[Data items]
---

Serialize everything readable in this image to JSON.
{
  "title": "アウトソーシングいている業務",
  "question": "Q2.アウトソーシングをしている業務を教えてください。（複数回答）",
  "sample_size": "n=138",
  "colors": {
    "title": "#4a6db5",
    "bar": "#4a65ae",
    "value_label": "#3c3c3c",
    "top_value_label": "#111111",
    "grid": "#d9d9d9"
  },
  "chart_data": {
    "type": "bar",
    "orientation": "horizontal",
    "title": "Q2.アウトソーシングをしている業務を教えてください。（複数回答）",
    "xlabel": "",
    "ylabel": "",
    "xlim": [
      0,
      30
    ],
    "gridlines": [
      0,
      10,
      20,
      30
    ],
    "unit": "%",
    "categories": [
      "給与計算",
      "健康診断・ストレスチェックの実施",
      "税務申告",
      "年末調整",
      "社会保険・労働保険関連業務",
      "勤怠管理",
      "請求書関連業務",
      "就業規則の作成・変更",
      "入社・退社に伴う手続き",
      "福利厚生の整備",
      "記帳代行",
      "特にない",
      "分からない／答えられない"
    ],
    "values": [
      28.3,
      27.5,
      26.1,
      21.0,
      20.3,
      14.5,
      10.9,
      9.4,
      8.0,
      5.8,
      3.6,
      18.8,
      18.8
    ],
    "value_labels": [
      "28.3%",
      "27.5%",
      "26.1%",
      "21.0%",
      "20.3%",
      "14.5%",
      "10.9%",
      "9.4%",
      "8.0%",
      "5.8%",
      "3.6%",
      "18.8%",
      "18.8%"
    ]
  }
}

---

# Given problem:
Would you give the material above again, complete and exact?

# Output for this exercise:
Serialize everything readable in this image to JSON.
{
  "title": "アウトソーシングいている業務",
  "question": "Q2.アウトソーシングをしている業務を教えてください。（複数回答）",
  "sample_size": "n=138",
  "colors": {
    "title": "#4a6db5",
    "bar": "#4a65ae",
    "value_label": "#3c3c3c",
    "top_value_label": "#111111",
    "grid": "#d9d9d9"
  },
  "chart_data": {
    "type": "bar",
    "orientation": "horizontal",
    "title": "Q2.アウトソーシングをしている業務を教えてください。（複数回答）",
    "xlabel": "",
    "ylabel": "",
    "xlim": [
      0,
      30
    ],
    "gridlines": [
      0,
      10,
      20,
      30
    ],
    "unit": "%",
    "categories": [
      "給与計算",
      "健康診断・ストレスチェックの実施",
      "税務申告",
      "年末調整",
      "社会保険・労働保険関連業務",
      "勤怠管理",
      "請求書関連業務",
      "就業規則の作成・変更",
      "入社・退社に伴う手続き",
      "福利厚生の整備",
      "記帳代行",
      "特にない",
      "分からない／答えられない"
    ],
    "values": [
      28.3,
      27.5,
      26.1,
      21.0,
      20.3,
      14.5,
      10.9,
      9.4,
      8.0,
      5.8,
      3.6,
      18.8,
      18.8
    ],
    "value_labels": [
      "28.3%",
      "27.5%",
      "26.1%",
      "21.0%",
      "20.3%",
      "14.5%",
      "10.9%",
      "9.4%",
      "8.0%",
      "5.8%",
      "3.6%",
      "18.8%",
      "18.8%"
    ]
  }
}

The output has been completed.